(Records from a collection)
— begin —
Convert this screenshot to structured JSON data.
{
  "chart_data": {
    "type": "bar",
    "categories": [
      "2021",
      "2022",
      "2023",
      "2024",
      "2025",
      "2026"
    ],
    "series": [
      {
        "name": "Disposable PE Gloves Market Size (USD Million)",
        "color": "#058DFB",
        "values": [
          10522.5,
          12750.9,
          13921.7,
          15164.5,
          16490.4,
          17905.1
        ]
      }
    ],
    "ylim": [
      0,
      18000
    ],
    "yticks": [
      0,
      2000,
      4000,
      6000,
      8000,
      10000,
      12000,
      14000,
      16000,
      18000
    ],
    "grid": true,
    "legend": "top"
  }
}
— end —
■ Task to complete
Quote the material exactly, leaving nothing out.

■ Reply to the exercise
Convert this screenshot to structured JSON data.
{
  "chart_data": {
    "type": "bar",
    "categories": [
      "2021",
      "2022",
      "2023",
      "2024",
      "2025",
      "2026"
    ],
    "series": [
      {
        "name": "Disposable PE Gloves Market Size (USD Million)",
        "color": "#058DFB",
        "values": [
          10522.5,
          12750.9,
          13921.7,
          15164.5,
          16490.4,
          17905.1
        ]
      }
    ],
    "ylim": [
      0,
      18000
    ],
    "yticks": [
      0,
      2000,
      4000,
      6000,
      8000,
      10000,
      12000,
      14000,
      16000,
      18000
    ],
    "grid": true,
    "legend": "top"
  }
}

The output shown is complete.